Problem to solve -
Would you transcribe the whole listing exactly, minus its pictures?

+++ Source records +++

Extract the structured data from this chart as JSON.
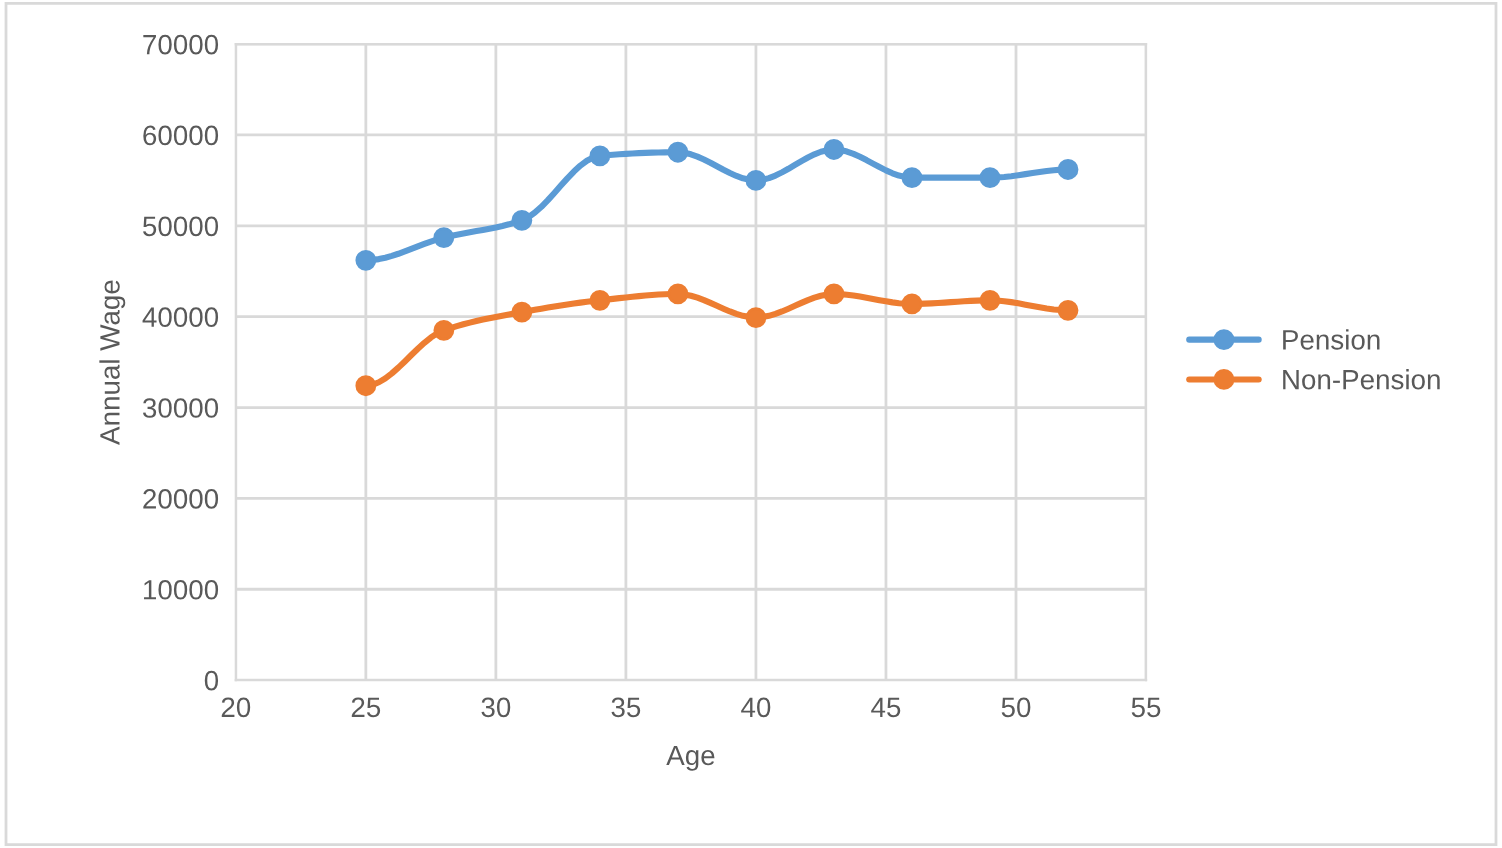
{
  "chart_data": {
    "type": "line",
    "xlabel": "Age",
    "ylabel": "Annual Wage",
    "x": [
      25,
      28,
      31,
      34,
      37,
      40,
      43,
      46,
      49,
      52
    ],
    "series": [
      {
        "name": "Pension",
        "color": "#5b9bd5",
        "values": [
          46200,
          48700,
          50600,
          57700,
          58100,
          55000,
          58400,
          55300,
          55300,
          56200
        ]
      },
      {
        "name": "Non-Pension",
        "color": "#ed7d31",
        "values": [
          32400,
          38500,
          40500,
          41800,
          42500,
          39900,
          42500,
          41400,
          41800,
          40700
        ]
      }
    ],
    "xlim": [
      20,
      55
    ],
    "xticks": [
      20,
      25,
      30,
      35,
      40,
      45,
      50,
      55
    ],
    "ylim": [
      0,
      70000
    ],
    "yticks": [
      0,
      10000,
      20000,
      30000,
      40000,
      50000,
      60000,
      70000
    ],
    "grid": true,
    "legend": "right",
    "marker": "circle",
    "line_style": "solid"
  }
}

+++

Full solution -
Extract the structured data from this chart as JSON.
{
  "chart_data": {
    "type": "line",
    "xlabel": "Age",
    "ylabel": "Annual Wage",
    "x": [
      25,
      28,
      31,
      34,
      37,
      40,
      43,
      46,
      49,
      52
    ],
    "series": [
      {
        "name": "Pension",
        "color": "#5b9bd5",
        "values": [
          46200,
          48700,
          50600,
          57700,
          58100,
          55000,
          58400,
          55300,
          55300,
          56200
        ]
      },
      {
        "name": "Non-Pension",
        "color": "#ed7d31",
        "values": [
          32400,
          38500,
          40500,
          41800,
          42500,
          39900,
          42500,
          41400,
          41800,
          40700
        ]
      }
    ],
    "xlim": [
      20,
      55
    ],
    "xticks": [
      20,
      25,
      30,
      35,
      40,
      45,
      50,
      55
    ],
    "ylim": [
      0,
      70000
    ],
    "yticks": [
      0,
      10000,
      20000,
      30000,
      40000,
      50000,
      60000,
      70000
    ],
    "grid": true,
    "legend": "right",
    "marker": "circle",
    "line_style": "solid"
  }
}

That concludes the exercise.